EXERCISE MATERIALS —
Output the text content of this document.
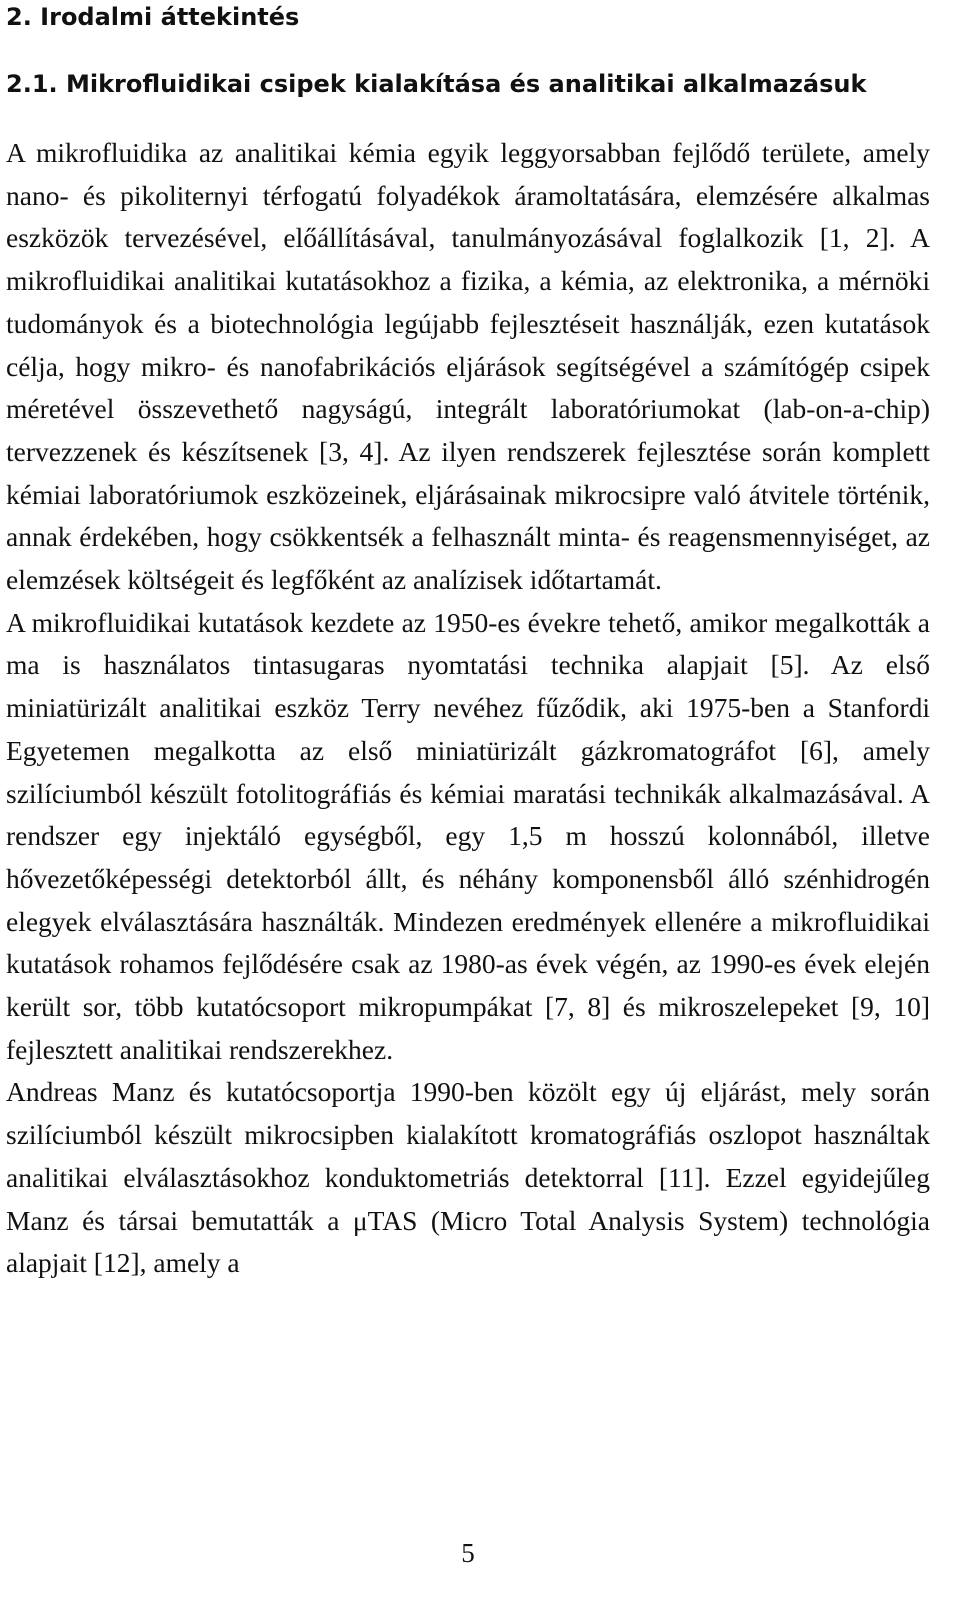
2. Irodalmi áttekintés
2.1. Mikrofluidikai csipek kialakítása és analitikai alkalmazásuk

A mikrofluidika az analitikai kémia egyik leggyorsabban fejlődő területe, amely nano- és pikoliternyi térfogatú folyadékok áramoltatására, elemzésére alkalmas eszközök tervezésével, előállításával, tanulmányozásával foglalkozik [1, 2]. A mikrofluidikai analitikai kutatásokhoz a fizika, a kémia, az elektronika, a mérnöki tudományok és a biotechnológia legújabb fejlesztéseit használják, ezen kutatások célja, hogy mikro- és nanofabrikációs eljárások segítségével a számítógép csipek méretével összevethető nagyságú, integrált laboratóriumokat (lab-on-a-chip) tervezzenek és készítsenek [3, 4]. Az ilyen rendszerek fejlesztése során komplett kémiai laboratóriumok eszközeinek, eljárásainak mikrocsipre való átvitele történik, annak érdekében, hogy csökkentsék a felhasznált minta- és reagensmennyiséget, az elemzések költségeit és legfőként az analízisek időtartamát.

A mikrofluidikai kutatások kezdete az 1950-es évekre tehető, amikor megalkották a ma is használatos tintasugaras nyomtatási technika alapjait [5]. Az első miniatürizált analitikai eszköz Terry nevéhez fűződik, aki 1975-ben a Stanfordi Egyetemen megalkotta az első miniatürizált gázkromatográfot [6], amely szilíciumból készült fotolitográfiás és kémiai maratási technikák alkalmazásával. A rendszer egy injektáló egységből, egy 1,5 m hosszú kolonnából, illetve hővezetőképességi detektorból állt, és néhány komponensből álló szénhidrogén elegyek elválasztására használták. Mindezen eredmények ellenére a mikrofluidikai kutatások rohamos fejlődésére csak az 1980-as évek végén, az 1990-es évek elején került sor, több kutatócsoport mikropumpákat [7, 8] és mikroszelepeket [9, 10] fejlesztett analitikai rendszerekhez.

Andreas Manz és kutatócsoportja 1990-ben közölt egy új eljárást, mely során szilíciumból készült mikrocsipben kialakított kromatográfiás oszlopot használtak analitikai elválasztásokhoz konduktometriás detektorral [11]. Ezzel egyidejűleg Manz és társai bemutatták a μTAS (Micro Total Analysis System) technológia alapjait [12], amely a

5
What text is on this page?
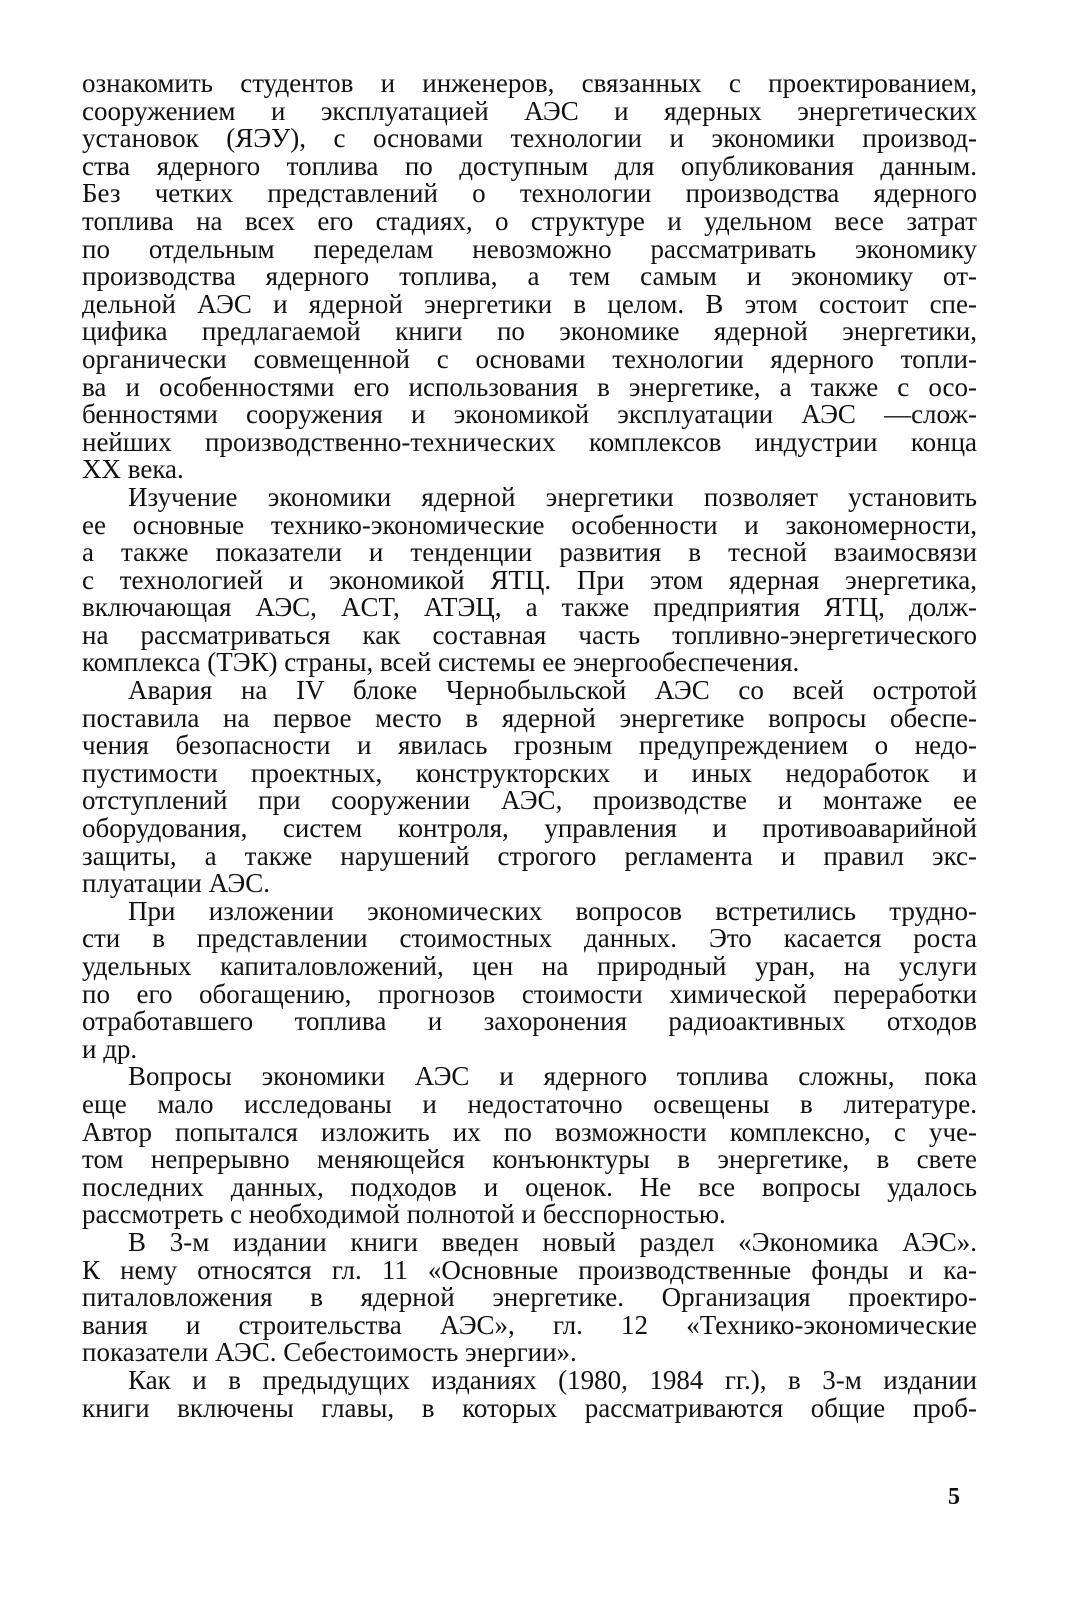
ознакомить студентов и инженеров, связанных с проектированием,
сооружением и эксплуатацией АЭС и ядерных энергетических
установок (ЯЭУ), с основами технологии и экономики производ-
ства ядерного топлива по доступным для опубликования данным.
Без четких представлений о технологии производства ядерного
топлива на всех его стадиях, о структуре и удельном весе затрат
по отдельным переделам невозможно рассматривать экономику
производства ядерного топлива, а тем самым и экономику от-
дельной АЭС и ядерной энергетики в целом. В этом состоит спе-
цифика предлагаемой книги по экономике ядерной энергетики,
органически совмещенной с основами технологии ядерного топли-
ва и особенностями его использования в энергетике, а также с осо-
бенностями сооружения и экономикой эксплуатации АЭС —слож-
нейших производственно-технических комплексов индустрии конца
XX века.
Изучение экономики ядерной энергетики позволяет установить
ее основные технико-экономические особенности и закономерности,
а также показатели и тенденции развития в тесной взаимосвязи
с технологией и экономикой ЯТЦ. При этом ядерная энергетика,
включающая АЭС, ACT, АТЭЦ, а также предприятия ЯТЦ, долж-
на рассматриваться как составная часть топливно-энергетического
комплекса (ТЭК) страны, всей системы ее энергообеспечения.
Авария на IV блоке Чернобыльской АЭС со всей остротой
поставила на первое место в ядерной энергетике вопросы обеспе-
чения безопасности и явилась грозным предупреждением о недо-
пустимости проектных, конструкторских и иных недоработок и
отступлений при сооружении АЭС, производстве и монтаже ее
оборудования, систем контроля, управления и противоаварийной
защиты, а также нарушений строгого регламента и правил экс-
плуатации АЭС.
При изложении экономических вопросов встретились трудно-
сти в представлении стоимостных данных. Это касается роста
удельных капиталовложений, цен на природный уран, на услуги
по его обогащению, прогнозов стоимости химической переработки
отработавшего топлива и захоронения радиоактивных отходов
и др.
Вопросы экономики АЭС и ядерного топлива сложны, пока
еще мало исследованы и недостаточно освещены в литературе.
Автор попытался изложить их по возможности комплексно, с уче-
том непрерывно меняющейся конъюнктуры в энергетике, в свете
последних данных, подходов и оценок. Не все вопросы удалось
рассмотреть с необходимой полнотой и бесспорностью.
В 3-м издании книги введен новый раздел «Экономика АЭС».
К нему относятся гл. 11 «Основные производственные фонды и ка-
питаловложения в ядерной энергетике. Организация проектиро-
вания и строительства АЭС», гл. 12 «Технико-экономические
показатели АЭС. Себестоимость энергии».
Как и в предыдущих изданиях (1980, 1984 гг.), в 3-м издании
книги включены главы, в которых рассматриваются общие проб-
5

WHAT NEEDS TO BE DONE —
Restate each line of the records exactly; pictures do not belong in the copy.

WRITTEN REPLY —
Output the text content of this document.
2. Irodalmi áttekintés
2.1. Mikrofluidikai csipek kialakítása és analitikai alkalmazásuk

A mikrofluidika az analitikai kémia egyik leggyorsabban fejlődő területe, amely nano- és pikoliternyi térfogatú folyadékok áramoltatására, elemzésére alkalmas eszközök tervezésével, előállításával, tanulmányozásával foglalkozik [1, 2]. A mikrofluidikai analitikai kutatásokhoz a fizika, a kémia, az elektronika, a mérnöki tudományok és a biotechnológia legújabb fejlesztéseit használják, ezen kutatások célja, hogy mikro- és nanofabrikációs eljárások segítségével a számítógép csipek méretével összevethető nagyságú, integrált laboratóriumokat (lab-on-a-chip) tervezzenek és készítsenek [3, 4]. Az ilyen rendszerek fejlesztése során komplett kémiai laboratóriumok eszközeinek, eljárásainak mikrocsipre való átvitele történik, annak érdekében, hogy csökkentsék a felhasznált minta- és reagensmennyiséget, az elemzések költségeit és legfőként az analízisek időtartamát.

A mikrofluidikai kutatások kezdete az 1950-es évekre tehető, amikor megalkották a ma is használatos tintasugaras nyomtatási technika alapjait [5]. Az első miniatürizált analitikai eszköz Terry nevéhez fűződik, aki 1975-ben a Stanfordi Egyetemen megalkotta az első miniatürizált gázkromatográfot [6], amely szilíciumból készült fotolitográfiás és kémiai maratási technikák alkalmazásával. A rendszer egy injektáló egységből, egy 1,5 m hosszú kolonnából, illetve hővezetőképességi detektorból állt, és néhány komponensből álló szénhidrogén elegyek elválasztására használták. Mindezen eredmények ellenére a mikrofluidikai kutatások rohamos fejlődésére csak az 1980-as évek végén, az 1990-es évek elején került sor, több kutatócsoport mikropumpákat [7, 8] és mikroszelepeket [9, 10] fejlesztett analitikai rendszerekhez.

Andreas Manz és kutatócsoportja 1990-ben közölt egy új eljárást, mely során szilíciumból készült mikrocsipben kialakított kromatográfiás oszlopot használtak analitikai elválasztásokhoz konduktometriás detektorral [11]. Ezzel egyidejűleg Manz és társai bemutatták a μTAS (Micro Total Analysis System) technológia alapjait [12], amely a

5
What text is on this page?
ознакомить студентов и инженеров, связанных с проектированием,
сооружением и эксплуатацией АЭС и ядерных энергетических
установок (ЯЭУ), с основами технологии и экономики производ-
ства ядерного топлива по доступным для опубликования данным.
Без четких представлений о технологии производства ядерного
топлива на всех его стадиях, о структуре и удельном весе затрат
по отдельным переделам невозможно рассматривать экономику
производства ядерного топлива, а тем самым и экономику от-
дельной АЭС и ядерной энергетики в целом. В этом состоит спе-
цифика предлагаемой книги по экономике ядерной энергетики,
органически совмещенной с основами технологии ядерного топли-
ва и особенностями его использования в энергетике, а также с осо-
бенностями сооружения и экономикой эксплуатации АЭС —слож-
нейших производственно-технических комплексов индустрии конца
XX века.
Изучение экономики ядерной энергетики позволяет установить
ее основные технико-экономические особенности и закономерности,
а также показатели и тенденции развития в тесной взаимосвязи
с технологией и экономикой ЯТЦ. При этом ядерная энергетика,
включающая АЭС, ACT, АТЭЦ, а также предприятия ЯТЦ, долж-
на рассматриваться как составная часть топливно-энергетического
комплекса (ТЭК) страны, всей системы ее энергообеспечения.
Авария на IV блоке Чернобыльской АЭС со всей остротой
поставила на первое место в ядерной энергетике вопросы обеспе-
чения безопасности и явилась грозным предупреждением о недо-
пустимости проектных, конструкторских и иных недоработок и
отступлений при сооружении АЭС, производстве и монтаже ее
оборудования, систем контроля, управления и противоаварийной
защиты, а также нарушений строгого регламента и правил экс-
плуатации АЭС.
При изложении экономических вопросов встретились трудно-
сти в представлении стоимостных данных. Это касается роста
удельных капиталовложений, цен на природный уран, на услуги
по его обогащению, прогнозов стоимости химической переработки
отработавшего топлива и захоронения радиоактивных отходов
и др.
Вопросы экономики АЭС и ядерного топлива сложны, пока
еще мало исследованы и недостаточно освещены в литературе.
Автор попытался изложить их по возможности комплексно, с уче-
том непрерывно меняющейся конъюнктуры в энергетике, в свете
последних данных, подходов и оценок. Не все вопросы удалось
рассмотреть с необходимой полнотой и бесспорностью.
В 3-м издании книги введен новый раздел «Экономика АЭС».
К нему относятся гл. 11 «Основные производственные фонды и ка-
питаловложения в ядерной энергетике. Организация проектиро-
вания и строительства АЭС», гл. 12 «Технико-экономические
показатели АЭС. Себестоимость энергии».
Как и в предыдущих изданиях (1980, 1984 гг.), в 3-м издании
книги включены главы, в которых рассматриваются общие проб-
5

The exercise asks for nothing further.